Задание:
Перепиши без изменений строки, начиная со строки с «menu-item[interactable]: BUILD [205,39,266,59]» и заканчивая строкой с «menu-item[interactable]: TEST [478,39,534,59]», включая обе эти строки.

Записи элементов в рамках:
##########

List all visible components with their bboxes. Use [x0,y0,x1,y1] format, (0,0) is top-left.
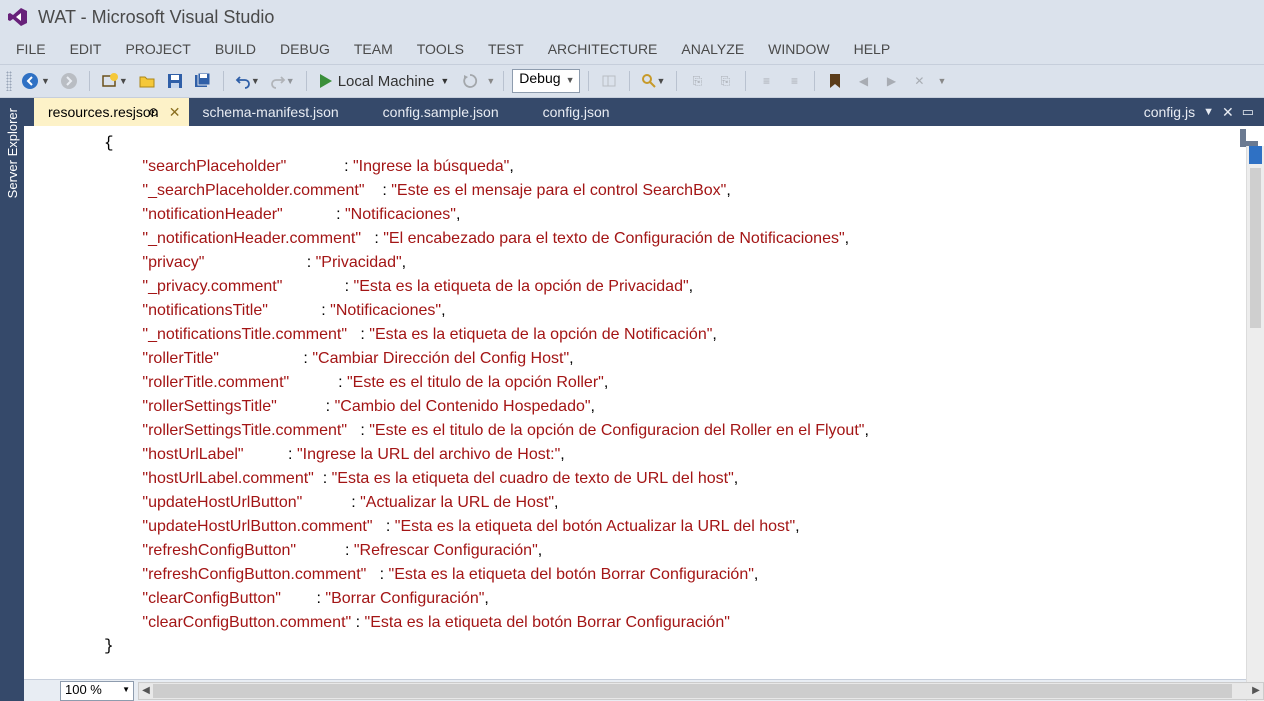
menu-item[interactable]: BUILD [205,39,266,59]
indent-icon[interactable]: ≡ [754,69,778,93]
close-icon[interactable]: ✕ [169,104,181,121]
outdent-icon[interactable]: ≡ [782,69,806,93]
title-bar: WAT - Microsoft Visual Studio [0,0,1264,34]
config-dropdown[interactable]: Debug [512,69,579,93]
debug-target-label: Local Machine [338,73,435,90]
tab-scroll-icon[interactable]: ▼ [1203,106,1214,118]
nav-back-button[interactable]: ▼ [18,69,53,93]
toolbar-grip [6,71,12,91]
bookmark-icon[interactable] [823,69,847,93]
start-debug-button[interactable]: Local Machine ▼ [315,69,455,93]
server-explorer-tab[interactable]: Server Explorer [0,98,24,701]
open-file-button[interactable] [135,69,159,93]
close-all-icon[interactable]: ✕ [1222,104,1234,121]
tool-icon-1[interactable] [597,69,621,93]
menu-item[interactable]: FILE [6,39,56,59]
save-all-button[interactable] [191,69,215,93]
menu-item[interactable]: TEST [478,39,534,59]
undo-button[interactable]: ▼ [232,69,263,93]
code-editor[interactable]: { "searchPlaceholder" : "Ingrese la búsq… [24,126,1264,701]
editor-footer: 100 % ◀ ▶ [24,679,1264,701]
vs-logo-icon [8,7,28,27]
save-button[interactable] [163,69,187,93]
tab-right-tools: config.js ▼ ✕ ▭ [1144,98,1264,126]
nav-bookmark-prev-icon[interactable]: ◀ [851,69,875,93]
zoom-dropdown[interactable]: 100 % [60,681,134,701]
menu-item[interactable]: EDIT [60,39,112,59]
main-area: resources.resjson ⊙ ✕ schema-manifest.js… [24,98,1264,701]
menu-item[interactable]: PROJECT [115,39,200,59]
menu-item[interactable]: HELP [844,39,901,59]
nav-bookmark-next-icon[interactable]: ▶ [879,69,903,93]
find-button[interactable]: ▼ [638,69,669,93]
maximize-icon[interactable]: ▭ [1242,104,1254,120]
horizontal-scrollbar[interactable]: ◀ ▶ [138,682,1264,700]
menu-item[interactable]: TOOLS [407,39,474,59]
menu-item[interactable]: DEBUG [270,39,340,59]
tab-item[interactable]: config.sample.json [369,98,529,126]
tab-strip: resources.resjson ⊙ ✕ schema-manifest.js… [24,98,1264,126]
menu-item[interactable]: TEAM [344,39,403,59]
toolbar: ▼ ▼ ▼ ▼ Local Machine ▼ ▼ Debug ▼ [0,64,1264,98]
code-content[interactable]: { "searchPlaceholder" : "Ingrese la búsq… [24,126,1264,679]
menu-bar: FILEEDITPROJECTBUILDDEBUGTEAMTOOLSTESTAR… [0,34,1264,64]
window-title: WAT - Microsoft Visual Studio [38,7,274,28]
vertical-scrollbar[interactable] [1246,146,1264,701]
split-icon[interactable] [1240,129,1258,147]
redo-button[interactable]: ▼ [267,69,298,93]
nav-forward-button[interactable] [57,69,81,93]
new-project-button[interactable]: ▼ [98,69,131,93]
menu-item[interactable]: WINDOW [758,39,839,59]
clear-bookmarks-icon[interactable]: ✕ [907,69,931,93]
menu-item[interactable]: ANALYZE [671,39,754,59]
uncomment-icon[interactable]: ⎘ [713,69,737,93]
refresh-button[interactable] [458,69,482,93]
tab-active[interactable]: resources.resjson ⊙ ✕ [34,98,189,126]
pin-icon[interactable]: ⊙ [148,105,158,119]
tab-item[interactable]: schema-manifest.json [189,98,369,126]
tab-item[interactable]: config.json [529,98,640,126]
menu-item[interactable]: ARCHITECTURE [538,39,668,59]
comment-icon[interactable]: ⎘ [685,69,709,93]
tab-right-label[interactable]: config.js [1144,104,1195,120]
body-area: Server Explorer resources.resjson ⊙ ✕ sc… [0,98,1264,701]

##########

Результат:
menu-item[interactable]: BUILD [205,39,266,59]
indent-icon[interactable]: ≡ [754,69,778,93]
close-icon[interactable]: ✕ [169,104,181,121]
outdent-icon[interactable]: ≡ [782,69,806,93]
title-bar: WAT - Microsoft Visual Studio [0,0,1264,34]
config-dropdown[interactable]: Debug [512,69,579,93]
debug-target-label: Local Machine [338,73,435,90]
tab-scroll-icon[interactable]: ▼ [1203,106,1214,118]
nav-back-button[interactable]: ▼ [18,69,53,93]
toolbar-grip [6,71,12,91]
bookmark-icon[interactable] [823,69,847,93]
start-debug-button[interactable]: Local Machine ▼ [315,69,455,93]
server-explorer-tab[interactable]: Server Explorer [0,98,24,701]
open-file-button[interactable] [135,69,159,93]
close-all-icon[interactable]: ✕ [1222,104,1234,121]
tool-icon-1[interactable] [597,69,621,93]
menu-item[interactable]: FILE [6,39,56,59]
save-all-button[interactable] [191,69,215,93]
menu-item[interactable]: TEST [478,39,534,59]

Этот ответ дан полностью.